Dataset:
------------------------------------------------------------
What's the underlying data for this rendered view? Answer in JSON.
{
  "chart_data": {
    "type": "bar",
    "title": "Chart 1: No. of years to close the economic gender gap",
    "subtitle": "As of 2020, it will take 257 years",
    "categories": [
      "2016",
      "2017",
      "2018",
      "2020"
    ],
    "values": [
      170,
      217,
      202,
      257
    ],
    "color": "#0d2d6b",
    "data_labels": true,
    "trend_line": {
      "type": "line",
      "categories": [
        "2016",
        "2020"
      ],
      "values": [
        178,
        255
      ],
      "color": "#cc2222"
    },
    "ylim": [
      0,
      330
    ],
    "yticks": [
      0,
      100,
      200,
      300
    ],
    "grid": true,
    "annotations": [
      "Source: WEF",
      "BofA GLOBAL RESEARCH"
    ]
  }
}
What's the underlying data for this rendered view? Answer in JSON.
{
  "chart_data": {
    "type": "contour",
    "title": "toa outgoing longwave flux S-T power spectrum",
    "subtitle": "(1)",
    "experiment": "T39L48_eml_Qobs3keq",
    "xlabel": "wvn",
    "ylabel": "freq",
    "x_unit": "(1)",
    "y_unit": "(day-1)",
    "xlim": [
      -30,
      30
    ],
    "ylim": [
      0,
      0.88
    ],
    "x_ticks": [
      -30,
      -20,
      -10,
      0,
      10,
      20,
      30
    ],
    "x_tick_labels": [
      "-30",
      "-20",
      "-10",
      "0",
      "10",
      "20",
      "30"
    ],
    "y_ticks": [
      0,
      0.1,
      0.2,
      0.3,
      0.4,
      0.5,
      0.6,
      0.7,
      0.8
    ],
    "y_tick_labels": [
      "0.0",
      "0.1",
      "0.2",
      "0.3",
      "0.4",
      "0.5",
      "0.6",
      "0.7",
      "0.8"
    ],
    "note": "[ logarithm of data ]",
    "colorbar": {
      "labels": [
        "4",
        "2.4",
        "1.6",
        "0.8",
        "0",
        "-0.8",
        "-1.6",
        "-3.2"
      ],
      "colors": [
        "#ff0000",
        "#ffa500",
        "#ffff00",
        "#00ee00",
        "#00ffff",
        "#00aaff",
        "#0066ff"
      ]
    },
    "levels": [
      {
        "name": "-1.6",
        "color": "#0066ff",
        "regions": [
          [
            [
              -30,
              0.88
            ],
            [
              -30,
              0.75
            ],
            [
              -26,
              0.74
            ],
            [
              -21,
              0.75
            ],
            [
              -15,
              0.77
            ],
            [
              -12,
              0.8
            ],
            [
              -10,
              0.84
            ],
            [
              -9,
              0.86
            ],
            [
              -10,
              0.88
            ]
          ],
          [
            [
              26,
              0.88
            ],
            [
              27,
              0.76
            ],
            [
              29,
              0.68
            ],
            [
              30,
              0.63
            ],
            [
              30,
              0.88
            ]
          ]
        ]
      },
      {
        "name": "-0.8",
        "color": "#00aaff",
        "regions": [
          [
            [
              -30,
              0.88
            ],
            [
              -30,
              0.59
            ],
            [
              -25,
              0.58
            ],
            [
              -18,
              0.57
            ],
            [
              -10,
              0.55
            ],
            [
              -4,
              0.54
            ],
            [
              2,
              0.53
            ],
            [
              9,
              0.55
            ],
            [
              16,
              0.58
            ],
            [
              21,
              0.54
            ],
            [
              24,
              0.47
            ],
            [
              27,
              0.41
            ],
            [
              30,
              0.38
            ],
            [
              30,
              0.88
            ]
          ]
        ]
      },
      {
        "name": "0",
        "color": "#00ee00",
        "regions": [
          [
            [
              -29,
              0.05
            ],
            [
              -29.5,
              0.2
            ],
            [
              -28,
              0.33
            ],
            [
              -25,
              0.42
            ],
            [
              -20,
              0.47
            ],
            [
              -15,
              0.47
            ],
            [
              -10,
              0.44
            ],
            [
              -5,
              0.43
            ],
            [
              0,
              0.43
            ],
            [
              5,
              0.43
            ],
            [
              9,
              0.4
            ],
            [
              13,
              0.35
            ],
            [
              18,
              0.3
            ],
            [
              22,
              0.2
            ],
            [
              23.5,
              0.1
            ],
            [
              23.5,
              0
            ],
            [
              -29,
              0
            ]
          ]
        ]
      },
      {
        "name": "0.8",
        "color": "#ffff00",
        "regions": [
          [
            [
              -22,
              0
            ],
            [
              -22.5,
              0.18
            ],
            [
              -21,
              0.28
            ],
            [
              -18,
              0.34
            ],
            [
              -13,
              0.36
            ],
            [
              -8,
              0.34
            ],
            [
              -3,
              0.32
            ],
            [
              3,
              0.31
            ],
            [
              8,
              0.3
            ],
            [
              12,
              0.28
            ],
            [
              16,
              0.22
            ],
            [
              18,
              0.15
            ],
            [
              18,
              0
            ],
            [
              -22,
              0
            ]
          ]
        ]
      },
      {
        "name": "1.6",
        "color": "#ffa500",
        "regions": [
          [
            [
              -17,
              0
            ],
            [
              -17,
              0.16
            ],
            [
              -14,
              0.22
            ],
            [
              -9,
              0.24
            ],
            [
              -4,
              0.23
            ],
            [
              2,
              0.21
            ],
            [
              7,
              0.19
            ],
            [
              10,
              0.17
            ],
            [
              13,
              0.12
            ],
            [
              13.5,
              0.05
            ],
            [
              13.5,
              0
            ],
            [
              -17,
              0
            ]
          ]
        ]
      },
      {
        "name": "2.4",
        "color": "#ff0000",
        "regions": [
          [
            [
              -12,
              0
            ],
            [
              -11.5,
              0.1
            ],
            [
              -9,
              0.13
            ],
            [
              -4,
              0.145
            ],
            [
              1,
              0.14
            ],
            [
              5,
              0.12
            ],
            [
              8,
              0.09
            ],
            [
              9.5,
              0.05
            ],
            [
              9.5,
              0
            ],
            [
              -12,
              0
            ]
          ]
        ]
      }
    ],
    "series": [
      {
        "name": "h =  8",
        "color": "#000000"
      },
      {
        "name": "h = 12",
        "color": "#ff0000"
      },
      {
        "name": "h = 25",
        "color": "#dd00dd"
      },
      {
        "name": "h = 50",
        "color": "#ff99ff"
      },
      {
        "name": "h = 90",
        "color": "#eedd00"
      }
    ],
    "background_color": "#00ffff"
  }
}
------------------------------------------------------------
Given problem:
Extract each line of the material exactly as it stands.

Answer to the problem:
What's the underlying data for this rendered view? Answer in JSON.
{
  "chart_data": {
    "type": "bar",
    "title": "Chart 1: No. of years to close the economic gender gap",
    "subtitle": "As of 2020, it will take 257 years",
    "categories": [
      "2016",
      "2017",
      "2018",
      "2020"
    ],
    "values": [
      170,
      217,
      202,
      257
    ],
    "color": "#0d2d6b",
    "data_labels": true,
    "trend_line": {
      "type": "line",
      "categories": [
        "2016",
        "2020"
      ],
      "values": [
        178,
        255
      ],
      "color": "#cc2222"
    },
    "ylim": [
      0,
      330
    ],
    "yticks": [
      0,
      100,
      200,
      300
    ],
    "grid": true,
    "annotations": [
      "Source: WEF",
      "BofA GLOBAL RESEARCH"
    ]
  }
}
What's the underlying data for this rendered view? Answer in JSON.
{
  "chart_data": {
    "type": "contour",
    "title": "toa outgoing longwave flux S-T power spectrum",
    "subtitle": "(1)",
    "experiment": "T39L48_eml_Qobs3keq",
    "xlabel": "wvn",
    "ylabel": "freq",
    "x_unit": "(1)",
    "y_unit": "(day-1)",
    "xlim": [
      -30,
      30
    ],
    "ylim": [
      0,
      0.88
    ],
    "x_ticks": [
      -30,
      -20,
      -10,
      0,
      10,
      20,
      30
    ],
    "x_tick_labels": [
      "-30",
      "-20",
      "-10",
      "0",
      "10",
      "20",
      "30"
    ],
    "y_ticks": [
      0,
      0.1,
      0.2,
      0.3,
      0.4,
      0.5,
      0.6,
      0.7,
      0.8
    ],
    "y_tick_labels": [
      "0.0",
      "0.1",
      "0.2",
      "0.3",
      "0.4",
      "0.5",
      "0.6",
      "0.7",
      "0.8"
    ],
    "note": "[ logarithm of data ]",
    "colorbar": {
      "labels": [
        "4",
        "2.4",
        "1.6",
        "0.8",
        "0",
        "-0.8",
        "-1.6",
        "-3.2"
      ],
      "colors": [
        "#ff0000",
        "#ffa500",
        "#ffff00",
        "#00ee00",
        "#00ffff",
        "#00aaff",
        "#0066ff"
      ]
    },
    "levels": [
      {
        "name": "-1.6",
        "color": "#0066ff",
        "regions": [
          [
            [
              -30,
              0.88
            ],
            [
              -30,
              0.75
            ],
            [
              -26,
              0.74
            ],
            [
              -21,
              0.75
            ],
            [
              -15,
              0.77
            ],
            [
              -12,
              0.8
            ],
            [
              -10,
              0.84
            ],
            [
              -9,
              0.86
            ],
            [
              -10,
              0.88
            ]
          ],
          [
            [
              26,
              0.88
            ],
            [
              27,
              0.76
            ],
            [
              29,
              0.68
            ],
            [
              30,
              0.63
            ],
            [
              30,
              0.88
            ]
          ]
        ]
      },
      {
        "name": "-0.8",
        "color": "#00aaff",
        "regions": [
          [
            [
              -30,
              0.88
            ],
            [
              -30,
              0.59
            ],
            [
              -25,
              0.58
            ],
            [
              -18,
              0.57
            ],
            [
              -10,
              0.55
            ],
            [
              -4,
              0.54
            ],
            [
              2,
              0.53
            ],
            [
              9,
              0.55
            ],
            [
              16,
              0.58
            ],
            [
              21,
              0.54
            ],
            [
              24,
              0.47
            ],
            [
              27,
              0.41
            ],
            [
              30,
              0.38
            ],
            [
              30,
              0.88
            ]
          ]
        ]
      },
      {
        "name": "0",
        "color": "#00ee00",
        "regions": [
          [
            [
              -29,
              0.05
            ],
            [
              -29.5,
              0.2
            ],
            [
              -28,
              0.33
            ],
            [
              -25,
              0.42
            ],
            [
              -20,
              0.47
            ],
            [
              -15,
              0.47
            ],
            [
              -10,
              0.44
            ],
            [
              -5,
              0.43
            ],
            [
              0,
              0.43
            ],
            [
              5,
              0.43
            ],
            [
              9,
              0.4
            ],
            [
              13,
              0.35
            ],
            [
              18,
              0.3
            ],
            [
              22,
              0.2
            ],
            [
              23.5,
              0.1
            ],
            [
              23.5,
              0
            ],
            [
              -29,
              0
            ]
          ]
        ]
      },
      {
        "name": "0.8",
        "color": "#ffff00",
        "regions": [
          [
            [
              -22,
              0
            ],
            [
              -22.5,
              0.18
            ],
            [
              -21,
              0.28
            ],
            [
              -18,
              0.34
            ],
            [
              -13,
              0.36
            ],
            [
              -8,
              0.34
            ],
            [
              -3,
              0.32
            ],
            [
              3,
              0.31
            ],
            [
              8,
              0.3
            ],
            [
              12,
              0.28
            ],
            [
              16,
              0.22
            ],
            [
              18,
              0.15
            ],
            [
              18,
              0
            ],
            [
              -22,
              0
            ]
          ]
        ]
      },
      {
        "name": "1.6",
        "color": "#ffa500",
        "regions": [
          [
            [
              -17,
              0
            ],
            [
              -17,
              0.16
            ],
            [
              -14,
              0.22
            ],
            [
              -9,
              0.24
            ],
            [
              -4,
              0.23
            ],
            [
              2,
              0.21
            ],
            [
              7,
              0.19
            ],
            [
              10,
              0.17
            ],
            [
              13,
              0.12
            ],
            [
              13.5,
              0.05
            ],
            [
              13.5,
              0
            ],
            [
              -17,
              0
            ]
          ]
        ]
      },
      {
        "name": "2.4",
        "color": "#ff0000",
        "regions": [
          [
            [
              -12,
              0
            ],
            [
              -11.5,
              0.1
            ],
            [
              -9,
              0.13
            ],
            [
              -4,
              0.145
            ],
            [
              1,
              0.14
            ],
            [
              5,
              0.12
            ],
            [
              8,
              0.09
            ],
            [
              9.5,
              0.05
            ],
            [
              9.5,
              0
            ],
            [
              -12,
              0
            ]
          ]
        ]
      }
    ],
    "series": [
      {
        "name": "h =  8",
        "color": "#000000"
      },
      {
        "name": "h = 12",
        "color": "#ff0000"
      },
      {
        "name": "h = 25",
        "color": "#dd00dd"
      },
      {
        "name": "h = 50",
        "color": "#ff99ff"
      },
      {
        "name": "h = 90",
        "color": "#eedd00"
      }
    ],
    "background_color": "#00ffff"
  }
}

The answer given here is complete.